__AIM__:
Filter the entries below, keeping every line that has the word "name".

__EXERCISE MATERIALS__:
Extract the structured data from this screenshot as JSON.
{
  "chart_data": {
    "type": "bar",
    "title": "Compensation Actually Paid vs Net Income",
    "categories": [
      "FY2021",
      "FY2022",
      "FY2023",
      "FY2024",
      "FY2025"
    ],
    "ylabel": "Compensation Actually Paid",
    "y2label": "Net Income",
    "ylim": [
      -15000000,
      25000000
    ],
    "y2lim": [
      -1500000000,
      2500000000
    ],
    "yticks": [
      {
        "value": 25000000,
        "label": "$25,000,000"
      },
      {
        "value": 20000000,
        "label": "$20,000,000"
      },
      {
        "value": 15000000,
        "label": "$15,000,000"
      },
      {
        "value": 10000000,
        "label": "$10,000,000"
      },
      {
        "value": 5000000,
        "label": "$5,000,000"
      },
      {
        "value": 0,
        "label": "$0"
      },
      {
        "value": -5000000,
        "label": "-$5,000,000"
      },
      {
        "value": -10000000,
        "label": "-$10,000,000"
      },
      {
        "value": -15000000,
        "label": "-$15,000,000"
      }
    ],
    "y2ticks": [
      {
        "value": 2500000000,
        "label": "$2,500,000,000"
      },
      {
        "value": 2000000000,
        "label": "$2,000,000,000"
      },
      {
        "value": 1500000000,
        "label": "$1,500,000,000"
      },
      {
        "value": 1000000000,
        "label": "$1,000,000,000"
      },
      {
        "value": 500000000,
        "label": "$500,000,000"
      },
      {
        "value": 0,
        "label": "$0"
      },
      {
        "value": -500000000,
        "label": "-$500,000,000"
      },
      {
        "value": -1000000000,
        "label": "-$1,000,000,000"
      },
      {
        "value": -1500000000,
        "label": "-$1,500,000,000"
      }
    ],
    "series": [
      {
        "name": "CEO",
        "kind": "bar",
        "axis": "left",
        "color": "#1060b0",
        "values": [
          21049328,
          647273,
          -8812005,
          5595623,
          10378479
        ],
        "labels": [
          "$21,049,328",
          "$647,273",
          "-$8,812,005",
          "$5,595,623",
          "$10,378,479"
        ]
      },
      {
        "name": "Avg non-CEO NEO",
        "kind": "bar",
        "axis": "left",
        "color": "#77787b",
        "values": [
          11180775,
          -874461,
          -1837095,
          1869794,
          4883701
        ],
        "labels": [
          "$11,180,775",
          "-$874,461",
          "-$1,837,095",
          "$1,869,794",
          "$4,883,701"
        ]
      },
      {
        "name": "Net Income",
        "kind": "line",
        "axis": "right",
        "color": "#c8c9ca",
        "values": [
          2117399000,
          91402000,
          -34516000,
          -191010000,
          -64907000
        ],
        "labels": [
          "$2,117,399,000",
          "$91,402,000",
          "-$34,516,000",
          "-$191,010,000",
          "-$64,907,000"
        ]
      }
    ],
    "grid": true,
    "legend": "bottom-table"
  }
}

__RESULT__:
        "name": "CEO",
        "name": "Avg non-CEO NEO",
        "name": "Net Income",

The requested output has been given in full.